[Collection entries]

^^^^^^^^^^^^^^^^

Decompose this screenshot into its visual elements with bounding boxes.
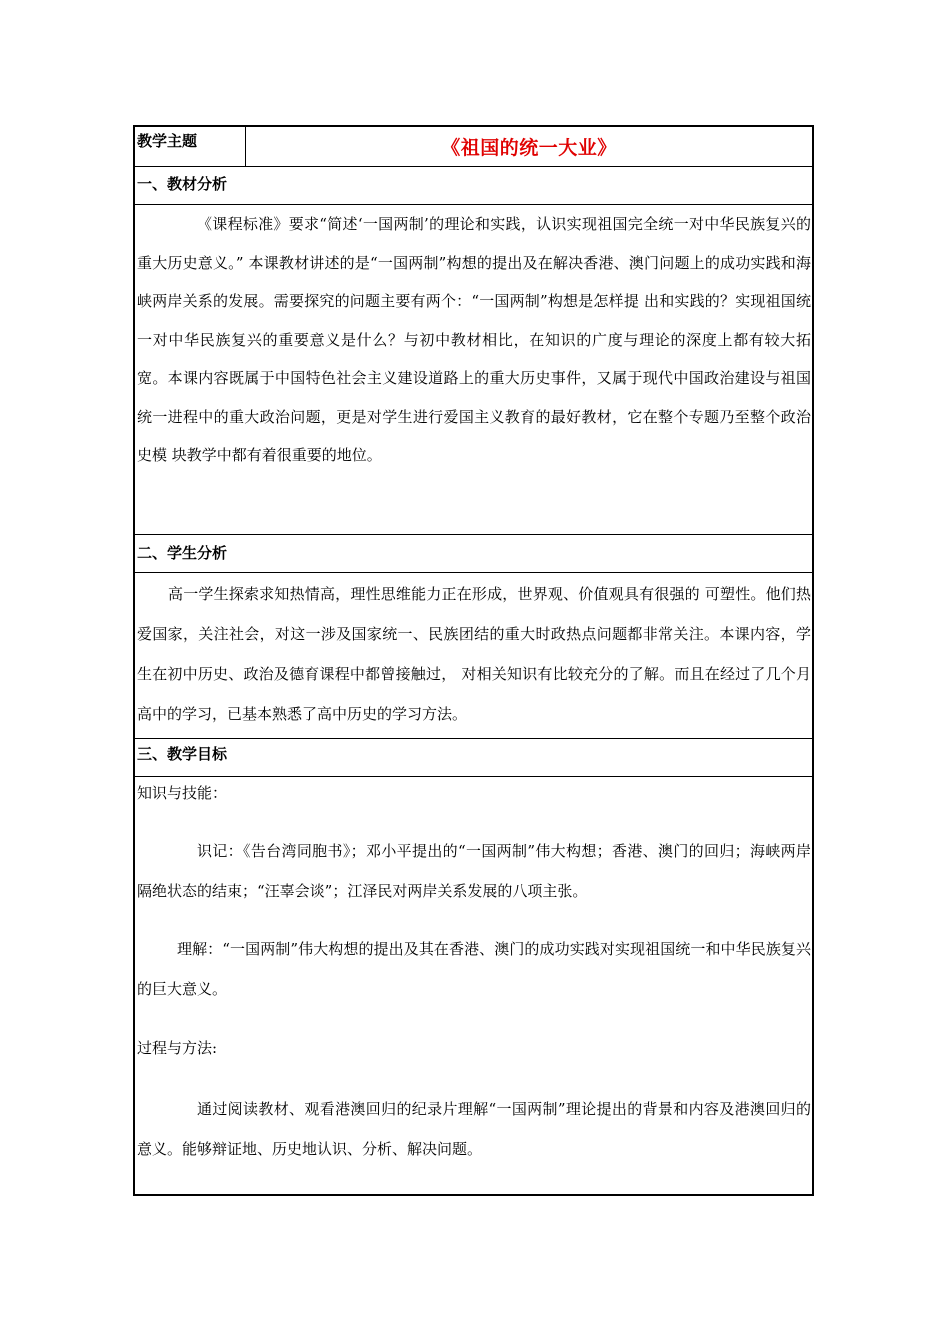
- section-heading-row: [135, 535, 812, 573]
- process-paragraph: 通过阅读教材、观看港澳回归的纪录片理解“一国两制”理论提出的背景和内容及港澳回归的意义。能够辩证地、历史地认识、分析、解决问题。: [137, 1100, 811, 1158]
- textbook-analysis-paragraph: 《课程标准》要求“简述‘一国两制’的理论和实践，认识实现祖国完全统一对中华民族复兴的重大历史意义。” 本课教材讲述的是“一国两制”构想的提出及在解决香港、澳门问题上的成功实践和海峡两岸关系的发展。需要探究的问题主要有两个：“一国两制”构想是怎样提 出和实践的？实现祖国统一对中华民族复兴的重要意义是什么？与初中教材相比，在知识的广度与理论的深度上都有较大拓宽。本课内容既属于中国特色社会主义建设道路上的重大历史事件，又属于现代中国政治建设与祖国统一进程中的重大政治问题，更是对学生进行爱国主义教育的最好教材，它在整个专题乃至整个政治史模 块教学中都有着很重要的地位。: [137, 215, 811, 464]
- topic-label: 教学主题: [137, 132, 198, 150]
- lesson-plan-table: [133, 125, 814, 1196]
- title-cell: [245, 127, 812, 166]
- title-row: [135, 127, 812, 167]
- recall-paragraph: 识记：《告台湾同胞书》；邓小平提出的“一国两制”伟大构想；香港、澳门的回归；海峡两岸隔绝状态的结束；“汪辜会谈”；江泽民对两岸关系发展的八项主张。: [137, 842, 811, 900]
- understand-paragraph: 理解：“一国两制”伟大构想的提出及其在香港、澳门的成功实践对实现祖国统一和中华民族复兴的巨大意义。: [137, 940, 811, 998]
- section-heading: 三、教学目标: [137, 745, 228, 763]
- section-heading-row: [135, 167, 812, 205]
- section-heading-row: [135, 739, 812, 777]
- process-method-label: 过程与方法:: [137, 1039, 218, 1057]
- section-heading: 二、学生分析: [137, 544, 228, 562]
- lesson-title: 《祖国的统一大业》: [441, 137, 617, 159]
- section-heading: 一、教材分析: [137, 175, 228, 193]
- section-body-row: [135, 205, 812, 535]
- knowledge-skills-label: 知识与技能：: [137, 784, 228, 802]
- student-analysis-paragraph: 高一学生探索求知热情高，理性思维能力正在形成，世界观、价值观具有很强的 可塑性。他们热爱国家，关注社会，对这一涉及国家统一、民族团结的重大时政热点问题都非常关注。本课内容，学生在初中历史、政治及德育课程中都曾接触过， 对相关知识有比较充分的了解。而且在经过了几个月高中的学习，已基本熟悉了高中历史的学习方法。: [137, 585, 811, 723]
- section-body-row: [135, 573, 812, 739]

^^^^^^^^^^^^^^^^

= Your task =
Can you retype every one of the lines above word for word, leaving the picture out of your answer?

= Solution =
Decompose this screenshot into its visual elements with bounding boxes.
- section-heading-row: [135, 535, 812, 573]
- process-paragraph: 通过阅读教材、观看港澳回归的纪录片理解“一国两制”理论提出的背景和内容及港澳回归的意义。能够辩证地、历史地认识、分析、解决问题。: [137, 1100, 811, 1158]
- textbook-analysis-paragraph: 《课程标准》要求“简述‘一国两制’的理论和实践，认识实现祖国完全统一对中华民族复兴的重大历史意义。” 本课教材讲述的是“一国两制”构想的提出及在解决香港、澳门问题上的成功实践和海峡两岸关系的发展。需要探究的问题主要有两个：“一国两制”构想是怎样提 出和实践的？实现祖国统一对中华民族复兴的重要意义是什么？与初中教材相比，在知识的广度与理论的深度上都有较大拓宽。本课内容既属于中国特色社会主义建设道路上的重大历史事件，又属于现代中国政治建设与祖国统一进程中的重大政治问题，更是对学生进行爱国主义教育的最好教材，它在整个专题乃至整个政治史模 块教学中都有着很重要的地位。: [137, 215, 811, 464]
- topic-label: 教学主题: [137, 132, 198, 150]
- lesson-plan-table: [133, 125, 814, 1196]
- title-cell: [245, 127, 812, 166]
- title-row: [135, 127, 812, 167]
- recall-paragraph: 识记：《告台湾同胞书》；邓小平提出的“一国两制”伟大构想；香港、澳门的回归；海峡两岸隔绝状态的结束；“汪辜会谈”；江泽民对两岸关系发展的八项主张。: [137, 842, 811, 900]
- understand-paragraph: 理解：“一国两制”伟大构想的提出及其在香港、澳门的成功实践对实现祖国统一和中华民族复兴的巨大意义。: [137, 940, 811, 998]
- section-heading: 三、教学目标: [137, 745, 228, 763]
- section-heading-row: [135, 167, 812, 205]
- section-heading-row: [135, 739, 812, 777]
- process-method-label: 过程与方法:: [137, 1039, 218, 1057]
- section-heading: 二、学生分析: [137, 544, 228, 562]
- lesson-title: 《祖国的统一大业》: [441, 137, 617, 159]
- section-heading: 一、教材分析: [137, 175, 228, 193]
- section-body-row: [135, 205, 812, 535]
- knowledge-skills-label: 知识与技能：: [137, 784, 228, 802]
- student-analysis-paragraph: 高一学生探索求知热情高，理性思维能力正在形成，世界观、价值观具有很强的 可塑性。他们热爱国家，关注社会，对这一涉及国家统一、民族团结的重大时政热点问题都非常关注。本课内容，学生在初中历史、政治及德育课程中都曾接触过， 对相关知识有比较充分的了解。而且在经过了几个月高中的学习，已基本熟悉了高中历史的学习方法。: [137, 585, 811, 723]
- section-body-row: [135, 573, 812, 739]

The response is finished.